* [Objective] Without the pictures, output the records below word for word.

* [Recorded data]
§ §
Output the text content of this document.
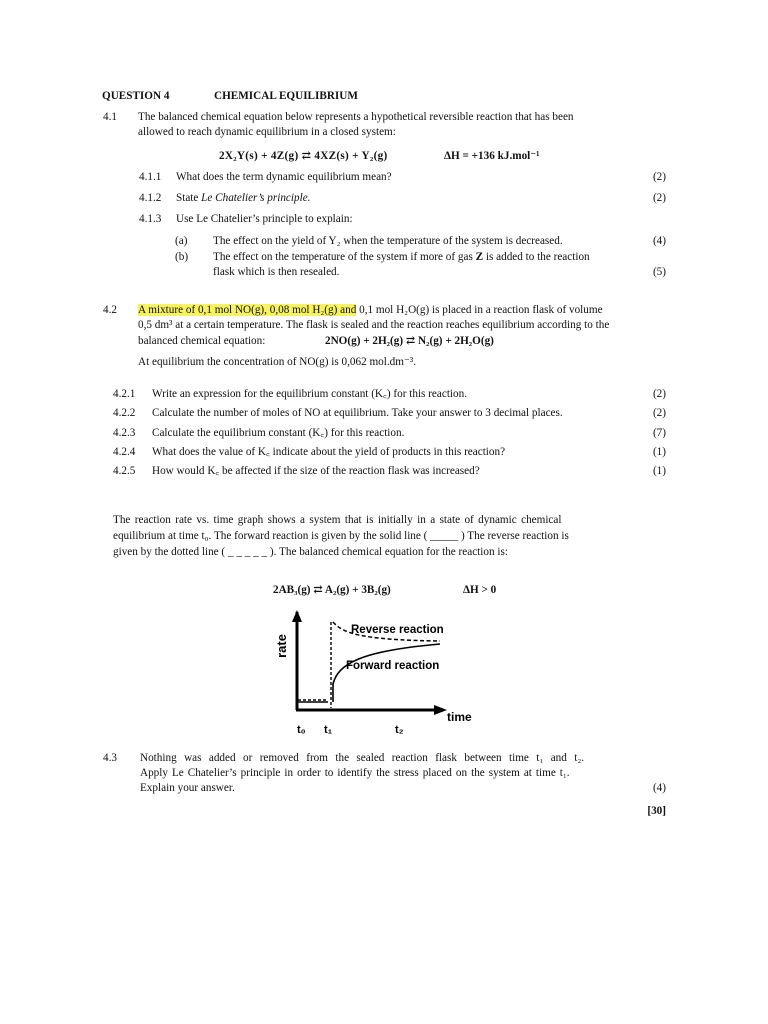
QUESTION 4	CHEMICAL EQUILIBRIUM
4.1 The balanced chemical equation below represents a hypothetical reversible reaction that has been
allowed to reach dynamic equilibrium in a closed system:
2X₂Y(s) + 4Z(g) ⇄ 4XZ(s) + Y₂(g)	ΔH = +136 kJ.mol⁻¹
4.1.1 What does the term dynamic equilibrium mean?	(2)
4.1.2 State Le Chatelier’s principle.	(2)
4.1.3 Use Le Chatelier’s principle to explain:
(a) The effect on the yield of Y₂ when the temperature of the system is decreased.	(4)
(b) The effect on the temperature of the system if more of gas Z is added to the reaction
flask which is then resealed.	(5)
4.2 A mixture of 0,1 mol NO(g), 0,08 mol H₂(g) and 0,1 mol H₂O(g) is placed in a reaction flask of volume
0,5 dm³ at a certain temperature. The flask is sealed and the reaction reaches equilibrium according to the
balanced chemical equation:	2NO(g) + 2H₂(g) ⇄ N₂(g) + 2H₂O(g)
At equilibrium the concentration of NO(g) is 0,062 mol.dm⁻³.
4.2.1 Write an expression for the equilibrium constant (K꜀) for this reaction.	(2)
4.2.2 Calculate the number of moles of NO at equilibrium. Take your answer to 3 decimal places.	(2)
4.2.3 Calculate the equilibrium constant (K꜀) for this reaction.	(7)
4.2.4 What does the value of K꜀ indicate about the yield of products in this reaction?	(1)
4.2.5 How would K꜀ be affected if the size of the reaction flask was increased?	(1)
The reaction rate vs. time graph shows a system that is initially in a state of dynamic chemical
equilibrium at time t₀. The forward reaction is given by the solid line ( _____ ) The reverse reaction is
given by the dotted line ( _ _ _ _ _ ). The balanced chemical equation for the reaction is:
2AB₃(g) ⇄ A₂(g) + 3B₂(g)	ΔH > 0
rate
time
Reverse reaction
Forward reaction
t₀ t₁	t₂
4.3 Nothing was added or removed from the sealed reaction flask between time t₁ and t₂.
Apply Le Chatelier’s principle in order to identify the stress placed on the system at time t₁.
Explain your answer.	(4)
[30]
§ §
* [Solution to the exercise]
Output the text content of this document.
QUESTION 4	CHEMICAL EQUILIBRIUM
4.1 The balanced chemical equation below represents a hypothetical reversible reaction that has been
allowed to reach dynamic equilibrium in a closed system:
2X₂Y(s) + 4Z(g) ⇄ 4XZ(s) + Y₂(g)	ΔH = +136 kJ.mol⁻¹
4.1.1 What does the term dynamic equilibrium mean?	(2)
4.1.2 State Le Chatelier’s principle.	(2)
4.1.3 Use Le Chatelier’s principle to explain:
(a) The effect on the yield of Y₂ when the temperature of the system is decreased.	(4)
(b) The effect on the temperature of the system if more of gas Z is added to the reaction
flask which is then resealed.	(5)
4.2 A mixture of 0,1 mol NO(g), 0,08 mol H₂(g) and 0,1 mol H₂O(g) is placed in a reaction flask of volume
0,5 dm³ at a certain temperature. The flask is sealed and the reaction reaches equilibrium according to the
balanced chemical equation:	2NO(g) + 2H₂(g) ⇄ N₂(g) + 2H₂O(g)
At equilibrium the concentration of NO(g) is 0,062 mol.dm⁻³.
4.2.1 Write an expression for the equilibrium constant (K꜀) for this reaction.	(2)
4.2.2 Calculate the number of moles of NO at equilibrium. Take your answer to 3 decimal places.	(2)
4.2.3 Calculate the equilibrium constant (K꜀) for this reaction.	(7)
4.2.4 What does the value of K꜀ indicate about the yield of products in this reaction?	(1)
4.2.5 How would K꜀ be affected if the size of the reaction flask was increased?	(1)
The reaction rate vs. time graph shows a system that is initially in a state of dynamic chemical
equilibrium at time t₀. The forward reaction is given by the solid line ( _____ ) The reverse reaction is
given by the dotted line ( _ _ _ _ _ ). The balanced chemical equation for the reaction is:
2AB₃(g) ⇄ A₂(g) + 3B₂(g)	ΔH > 0
rate
time
Reverse reaction
Forward reaction
t₀ t₁	t₂
4.3 Nothing was added or removed from the sealed reaction flask between time t₁ and t₂.
Apply Le Chatelier’s principle in order to identify the stress placed on the system at time t₁.
Explain your answer.	(4)
[30]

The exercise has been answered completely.